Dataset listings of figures
_____

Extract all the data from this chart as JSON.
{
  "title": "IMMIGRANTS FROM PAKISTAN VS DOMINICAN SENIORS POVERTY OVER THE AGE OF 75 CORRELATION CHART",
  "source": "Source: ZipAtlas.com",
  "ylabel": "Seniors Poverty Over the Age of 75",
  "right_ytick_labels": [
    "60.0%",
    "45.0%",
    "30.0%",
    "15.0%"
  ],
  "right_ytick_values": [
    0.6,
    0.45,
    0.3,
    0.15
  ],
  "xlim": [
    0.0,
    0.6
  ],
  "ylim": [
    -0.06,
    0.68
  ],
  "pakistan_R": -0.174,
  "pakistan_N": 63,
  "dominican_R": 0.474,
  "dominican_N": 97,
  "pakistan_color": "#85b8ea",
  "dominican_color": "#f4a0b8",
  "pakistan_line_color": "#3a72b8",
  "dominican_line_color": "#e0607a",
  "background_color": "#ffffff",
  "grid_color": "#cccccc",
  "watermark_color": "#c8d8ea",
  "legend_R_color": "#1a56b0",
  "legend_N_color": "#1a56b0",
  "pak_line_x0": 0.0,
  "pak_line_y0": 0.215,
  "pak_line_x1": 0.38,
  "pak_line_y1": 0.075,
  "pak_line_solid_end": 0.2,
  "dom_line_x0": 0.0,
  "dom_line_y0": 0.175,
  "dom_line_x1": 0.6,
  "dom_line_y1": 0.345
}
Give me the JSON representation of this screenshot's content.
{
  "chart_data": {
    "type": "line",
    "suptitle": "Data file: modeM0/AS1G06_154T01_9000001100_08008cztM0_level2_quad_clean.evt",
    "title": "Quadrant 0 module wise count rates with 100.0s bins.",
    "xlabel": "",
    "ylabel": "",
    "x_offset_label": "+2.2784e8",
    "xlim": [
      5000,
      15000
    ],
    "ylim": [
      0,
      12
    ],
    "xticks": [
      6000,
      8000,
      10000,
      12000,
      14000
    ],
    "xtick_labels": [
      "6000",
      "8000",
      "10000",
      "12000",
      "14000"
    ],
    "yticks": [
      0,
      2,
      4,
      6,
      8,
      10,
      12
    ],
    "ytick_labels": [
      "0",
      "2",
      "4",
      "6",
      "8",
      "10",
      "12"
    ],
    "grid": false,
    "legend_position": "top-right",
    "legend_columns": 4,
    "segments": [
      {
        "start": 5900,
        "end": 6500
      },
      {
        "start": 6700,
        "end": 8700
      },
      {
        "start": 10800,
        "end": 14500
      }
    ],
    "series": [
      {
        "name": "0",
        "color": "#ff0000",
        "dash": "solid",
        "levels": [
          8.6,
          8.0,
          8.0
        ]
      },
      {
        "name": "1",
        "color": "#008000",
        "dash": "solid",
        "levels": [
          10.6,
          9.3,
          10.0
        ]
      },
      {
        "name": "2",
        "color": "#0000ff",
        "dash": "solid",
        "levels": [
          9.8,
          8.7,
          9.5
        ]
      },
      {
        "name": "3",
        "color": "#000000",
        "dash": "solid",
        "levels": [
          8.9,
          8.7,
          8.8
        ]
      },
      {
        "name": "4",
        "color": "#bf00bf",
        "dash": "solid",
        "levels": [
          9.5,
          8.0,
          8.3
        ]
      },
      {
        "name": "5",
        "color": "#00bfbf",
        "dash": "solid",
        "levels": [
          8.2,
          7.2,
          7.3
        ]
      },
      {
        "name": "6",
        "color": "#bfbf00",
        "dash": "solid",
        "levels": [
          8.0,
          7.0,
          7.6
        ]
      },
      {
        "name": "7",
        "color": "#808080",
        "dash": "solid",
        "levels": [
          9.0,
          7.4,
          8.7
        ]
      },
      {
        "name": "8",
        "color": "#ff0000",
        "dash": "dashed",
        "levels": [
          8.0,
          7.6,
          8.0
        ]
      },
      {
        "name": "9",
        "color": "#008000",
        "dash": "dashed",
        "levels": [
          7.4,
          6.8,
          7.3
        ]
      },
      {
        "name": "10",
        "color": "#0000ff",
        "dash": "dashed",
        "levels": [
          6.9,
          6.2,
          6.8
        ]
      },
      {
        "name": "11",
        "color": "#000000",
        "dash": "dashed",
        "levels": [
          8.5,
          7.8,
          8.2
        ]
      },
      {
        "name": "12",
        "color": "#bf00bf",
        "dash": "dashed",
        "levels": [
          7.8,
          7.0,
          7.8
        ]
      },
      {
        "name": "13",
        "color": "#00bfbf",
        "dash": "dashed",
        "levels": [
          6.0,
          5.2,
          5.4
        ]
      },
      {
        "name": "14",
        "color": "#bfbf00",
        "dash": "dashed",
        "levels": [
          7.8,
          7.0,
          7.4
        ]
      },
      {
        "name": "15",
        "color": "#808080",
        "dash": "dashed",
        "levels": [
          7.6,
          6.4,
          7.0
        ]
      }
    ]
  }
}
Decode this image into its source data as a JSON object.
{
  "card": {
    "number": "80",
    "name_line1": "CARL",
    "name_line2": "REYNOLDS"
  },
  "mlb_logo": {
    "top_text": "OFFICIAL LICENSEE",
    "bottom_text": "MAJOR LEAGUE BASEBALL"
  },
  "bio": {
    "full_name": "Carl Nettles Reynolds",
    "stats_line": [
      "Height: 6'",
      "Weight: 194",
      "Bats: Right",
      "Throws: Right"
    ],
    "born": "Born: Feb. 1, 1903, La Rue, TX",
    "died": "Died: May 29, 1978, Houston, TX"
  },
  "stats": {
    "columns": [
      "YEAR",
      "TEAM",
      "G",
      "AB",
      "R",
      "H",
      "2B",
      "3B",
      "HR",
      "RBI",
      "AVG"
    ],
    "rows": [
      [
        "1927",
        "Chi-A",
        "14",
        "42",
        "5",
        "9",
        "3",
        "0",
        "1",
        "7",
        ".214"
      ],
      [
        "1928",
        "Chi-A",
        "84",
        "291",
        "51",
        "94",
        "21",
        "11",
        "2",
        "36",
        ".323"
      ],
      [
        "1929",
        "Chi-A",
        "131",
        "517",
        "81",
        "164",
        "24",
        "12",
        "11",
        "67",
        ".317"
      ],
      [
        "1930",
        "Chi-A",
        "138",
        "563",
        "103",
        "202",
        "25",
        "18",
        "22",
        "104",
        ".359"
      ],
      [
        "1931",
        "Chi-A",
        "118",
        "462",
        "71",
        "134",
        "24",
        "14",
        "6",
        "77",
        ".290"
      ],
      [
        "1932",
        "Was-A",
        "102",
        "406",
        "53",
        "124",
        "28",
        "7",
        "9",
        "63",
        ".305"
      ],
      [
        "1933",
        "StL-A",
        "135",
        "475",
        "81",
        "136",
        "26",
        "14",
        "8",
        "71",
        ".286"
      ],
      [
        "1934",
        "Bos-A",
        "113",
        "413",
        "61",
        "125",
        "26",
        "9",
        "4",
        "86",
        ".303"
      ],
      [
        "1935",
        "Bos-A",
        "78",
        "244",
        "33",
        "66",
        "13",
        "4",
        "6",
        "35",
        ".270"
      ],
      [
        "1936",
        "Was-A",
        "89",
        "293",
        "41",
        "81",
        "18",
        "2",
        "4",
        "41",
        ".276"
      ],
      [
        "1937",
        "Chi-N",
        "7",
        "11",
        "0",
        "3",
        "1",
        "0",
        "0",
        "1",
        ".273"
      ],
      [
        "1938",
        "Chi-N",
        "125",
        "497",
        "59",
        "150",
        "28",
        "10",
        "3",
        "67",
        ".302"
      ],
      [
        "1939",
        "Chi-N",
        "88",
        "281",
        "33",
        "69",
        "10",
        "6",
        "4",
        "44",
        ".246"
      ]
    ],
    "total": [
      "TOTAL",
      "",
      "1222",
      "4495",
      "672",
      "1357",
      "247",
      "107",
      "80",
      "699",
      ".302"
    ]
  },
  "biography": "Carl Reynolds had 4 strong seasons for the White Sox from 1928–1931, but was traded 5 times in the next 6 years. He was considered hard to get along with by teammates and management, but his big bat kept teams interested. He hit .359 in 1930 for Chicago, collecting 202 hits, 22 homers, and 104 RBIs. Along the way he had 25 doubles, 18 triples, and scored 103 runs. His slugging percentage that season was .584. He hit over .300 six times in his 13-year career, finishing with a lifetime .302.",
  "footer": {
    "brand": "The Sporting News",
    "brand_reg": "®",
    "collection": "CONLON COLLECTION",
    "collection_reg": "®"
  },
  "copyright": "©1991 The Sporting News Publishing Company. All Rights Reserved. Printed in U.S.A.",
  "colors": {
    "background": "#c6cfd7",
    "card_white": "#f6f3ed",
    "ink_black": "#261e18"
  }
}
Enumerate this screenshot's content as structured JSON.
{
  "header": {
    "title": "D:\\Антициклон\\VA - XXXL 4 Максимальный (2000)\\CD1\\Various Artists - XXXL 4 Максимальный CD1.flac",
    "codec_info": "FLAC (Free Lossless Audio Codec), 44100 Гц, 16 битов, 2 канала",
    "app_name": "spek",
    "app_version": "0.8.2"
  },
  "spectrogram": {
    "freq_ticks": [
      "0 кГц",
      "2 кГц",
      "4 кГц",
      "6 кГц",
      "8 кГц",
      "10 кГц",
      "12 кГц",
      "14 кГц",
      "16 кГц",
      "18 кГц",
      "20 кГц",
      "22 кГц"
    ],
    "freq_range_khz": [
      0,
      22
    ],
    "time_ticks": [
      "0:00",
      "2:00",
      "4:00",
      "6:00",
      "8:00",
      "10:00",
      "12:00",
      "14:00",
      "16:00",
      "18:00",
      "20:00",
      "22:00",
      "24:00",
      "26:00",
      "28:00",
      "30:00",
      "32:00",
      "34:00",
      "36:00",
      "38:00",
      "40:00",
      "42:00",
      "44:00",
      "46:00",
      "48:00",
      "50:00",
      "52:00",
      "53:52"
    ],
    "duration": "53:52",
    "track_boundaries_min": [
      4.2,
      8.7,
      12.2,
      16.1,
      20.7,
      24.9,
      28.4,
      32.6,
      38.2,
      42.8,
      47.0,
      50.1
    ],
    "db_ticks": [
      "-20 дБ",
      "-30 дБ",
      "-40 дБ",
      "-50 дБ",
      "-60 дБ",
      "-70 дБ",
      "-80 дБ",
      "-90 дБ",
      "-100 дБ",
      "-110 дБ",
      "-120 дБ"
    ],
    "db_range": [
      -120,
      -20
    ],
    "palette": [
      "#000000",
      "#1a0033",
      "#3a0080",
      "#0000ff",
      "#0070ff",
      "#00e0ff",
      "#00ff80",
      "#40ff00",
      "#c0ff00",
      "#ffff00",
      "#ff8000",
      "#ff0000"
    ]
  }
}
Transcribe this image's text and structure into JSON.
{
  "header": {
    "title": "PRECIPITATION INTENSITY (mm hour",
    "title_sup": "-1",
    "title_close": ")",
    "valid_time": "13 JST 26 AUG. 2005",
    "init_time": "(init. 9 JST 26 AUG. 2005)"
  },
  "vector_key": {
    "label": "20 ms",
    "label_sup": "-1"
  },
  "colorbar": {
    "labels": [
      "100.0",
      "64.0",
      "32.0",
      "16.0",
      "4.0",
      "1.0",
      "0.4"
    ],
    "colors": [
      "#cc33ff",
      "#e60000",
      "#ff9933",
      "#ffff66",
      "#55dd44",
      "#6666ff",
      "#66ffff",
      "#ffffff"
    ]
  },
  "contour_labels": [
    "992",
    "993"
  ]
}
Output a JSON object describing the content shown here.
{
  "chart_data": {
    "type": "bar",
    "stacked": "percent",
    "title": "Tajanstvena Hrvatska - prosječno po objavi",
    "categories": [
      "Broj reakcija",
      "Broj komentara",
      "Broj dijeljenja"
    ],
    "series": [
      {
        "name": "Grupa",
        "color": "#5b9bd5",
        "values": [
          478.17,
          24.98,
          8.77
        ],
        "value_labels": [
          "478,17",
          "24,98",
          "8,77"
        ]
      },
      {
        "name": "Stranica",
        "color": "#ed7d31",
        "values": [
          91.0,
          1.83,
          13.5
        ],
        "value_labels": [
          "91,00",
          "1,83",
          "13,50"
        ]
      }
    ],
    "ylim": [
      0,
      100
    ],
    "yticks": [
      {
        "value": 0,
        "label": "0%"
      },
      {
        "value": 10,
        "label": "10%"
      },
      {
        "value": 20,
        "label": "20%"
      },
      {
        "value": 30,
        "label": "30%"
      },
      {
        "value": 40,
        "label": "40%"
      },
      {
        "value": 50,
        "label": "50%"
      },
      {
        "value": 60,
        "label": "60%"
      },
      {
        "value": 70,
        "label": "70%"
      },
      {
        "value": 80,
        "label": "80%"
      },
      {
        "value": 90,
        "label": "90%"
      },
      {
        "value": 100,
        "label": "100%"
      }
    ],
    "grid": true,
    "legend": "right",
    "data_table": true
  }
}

_____

Scan the material and collect every line that contains "this".

Extract all the data from this chart as JSON.
Give me the JSON representation of this screenshot's content.
Decode this image into its source data as a JSON object.
Enumerate this screenshot's content as structured JSON.
Transcribe this image's text and structure into JSON.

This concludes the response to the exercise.